**DO THIS:** Copy out each line of the listing that has the word "soil" in it.

● ● ●

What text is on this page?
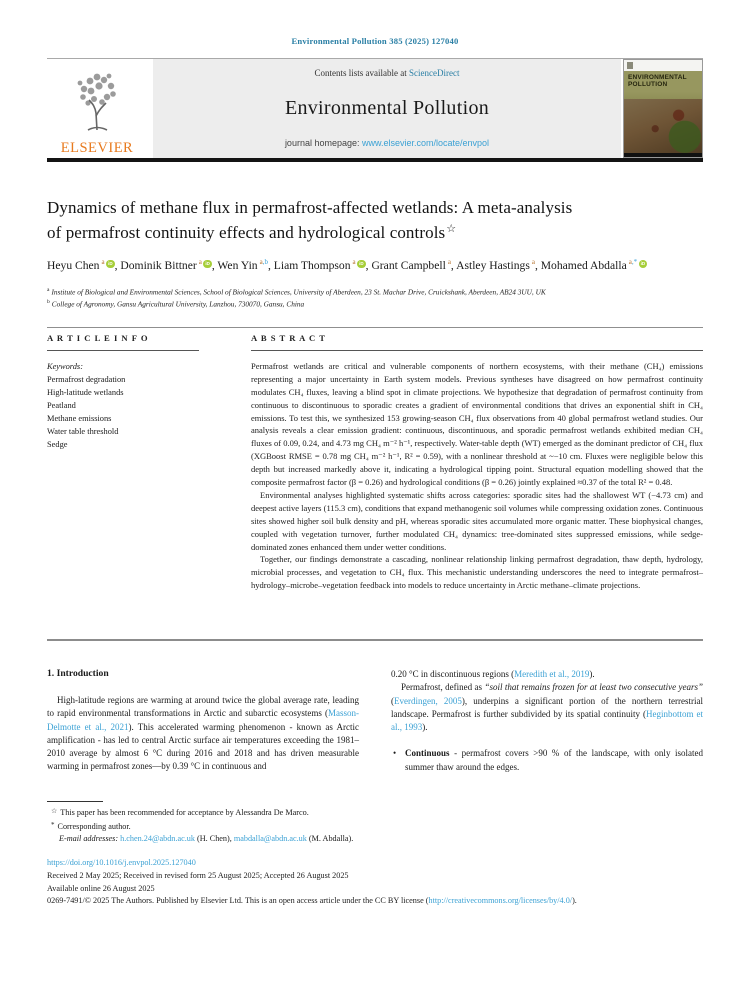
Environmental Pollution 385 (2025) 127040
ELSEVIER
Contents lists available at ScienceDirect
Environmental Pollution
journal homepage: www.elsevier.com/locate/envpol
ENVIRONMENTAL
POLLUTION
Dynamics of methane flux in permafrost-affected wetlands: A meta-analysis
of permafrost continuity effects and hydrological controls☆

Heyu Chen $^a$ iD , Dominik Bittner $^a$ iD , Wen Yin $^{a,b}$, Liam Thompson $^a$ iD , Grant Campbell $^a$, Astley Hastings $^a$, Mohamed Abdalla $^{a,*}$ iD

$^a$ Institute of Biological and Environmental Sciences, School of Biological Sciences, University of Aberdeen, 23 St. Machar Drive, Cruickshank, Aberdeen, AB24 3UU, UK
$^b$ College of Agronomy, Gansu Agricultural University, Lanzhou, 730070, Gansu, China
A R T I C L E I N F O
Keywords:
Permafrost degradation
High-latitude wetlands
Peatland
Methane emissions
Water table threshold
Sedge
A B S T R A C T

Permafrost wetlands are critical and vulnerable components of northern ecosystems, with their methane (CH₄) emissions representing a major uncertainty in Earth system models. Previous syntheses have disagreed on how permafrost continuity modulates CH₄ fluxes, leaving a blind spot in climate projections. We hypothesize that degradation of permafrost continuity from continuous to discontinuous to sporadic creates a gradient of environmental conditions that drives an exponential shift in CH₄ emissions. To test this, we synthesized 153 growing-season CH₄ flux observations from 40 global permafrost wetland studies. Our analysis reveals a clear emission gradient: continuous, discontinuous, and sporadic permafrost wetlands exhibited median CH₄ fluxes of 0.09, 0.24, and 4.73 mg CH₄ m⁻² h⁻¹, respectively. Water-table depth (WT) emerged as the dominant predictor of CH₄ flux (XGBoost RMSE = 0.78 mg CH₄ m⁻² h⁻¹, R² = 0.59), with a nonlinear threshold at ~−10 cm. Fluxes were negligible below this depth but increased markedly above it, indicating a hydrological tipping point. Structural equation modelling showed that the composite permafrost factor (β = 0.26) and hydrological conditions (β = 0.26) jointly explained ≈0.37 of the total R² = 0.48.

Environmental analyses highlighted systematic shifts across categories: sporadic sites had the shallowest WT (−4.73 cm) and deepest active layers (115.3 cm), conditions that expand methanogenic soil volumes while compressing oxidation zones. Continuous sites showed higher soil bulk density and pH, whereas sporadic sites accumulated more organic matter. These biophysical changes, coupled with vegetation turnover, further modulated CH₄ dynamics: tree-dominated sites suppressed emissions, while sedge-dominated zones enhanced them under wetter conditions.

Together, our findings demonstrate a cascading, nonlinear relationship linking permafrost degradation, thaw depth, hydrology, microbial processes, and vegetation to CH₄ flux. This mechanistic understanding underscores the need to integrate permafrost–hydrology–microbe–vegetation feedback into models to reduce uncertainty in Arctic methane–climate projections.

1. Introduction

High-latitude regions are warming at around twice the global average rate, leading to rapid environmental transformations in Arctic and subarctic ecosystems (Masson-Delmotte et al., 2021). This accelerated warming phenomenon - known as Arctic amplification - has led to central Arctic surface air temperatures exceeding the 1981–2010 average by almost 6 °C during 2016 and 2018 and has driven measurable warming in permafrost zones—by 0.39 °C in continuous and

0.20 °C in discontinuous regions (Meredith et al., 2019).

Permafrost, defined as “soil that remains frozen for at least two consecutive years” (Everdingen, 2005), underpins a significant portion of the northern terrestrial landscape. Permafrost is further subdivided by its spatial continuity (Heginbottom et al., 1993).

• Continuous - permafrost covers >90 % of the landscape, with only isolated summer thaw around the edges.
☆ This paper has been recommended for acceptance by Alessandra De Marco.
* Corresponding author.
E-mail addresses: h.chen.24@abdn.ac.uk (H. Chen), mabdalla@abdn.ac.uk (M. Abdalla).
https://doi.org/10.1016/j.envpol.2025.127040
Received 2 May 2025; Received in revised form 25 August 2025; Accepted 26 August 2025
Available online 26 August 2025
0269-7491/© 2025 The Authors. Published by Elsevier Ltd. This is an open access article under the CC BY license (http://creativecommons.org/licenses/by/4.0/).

● ● ●

**WRITTEN SOLUTION:**
Environmental analyses highlighted systematic shifts across categories: sporadic sites had the shallowest WT (−4.73 cm) and deepest active layers (115.3 cm), conditions that expand methanogenic soil volumes while compressing oxidation zones. Continuous sites showed higher soil bulk density and pH, whereas sporadic sites accumulated more organic matter. These biophysical changes, coupled with vegetation turnover, further modulated CH₄ dynamics: tree-dominated sites suppressed emissions, while sedge-dominated zones enhanced them under wetter conditions.
Permafrost, defined as “soil that remains frozen for at least two consecutive years” (Everdingen, 2005), underpins a significant portion of the northern terrestrial landscape. Permafrost is further subdivided by its spatial continuity (Heginbottom et al., 1993).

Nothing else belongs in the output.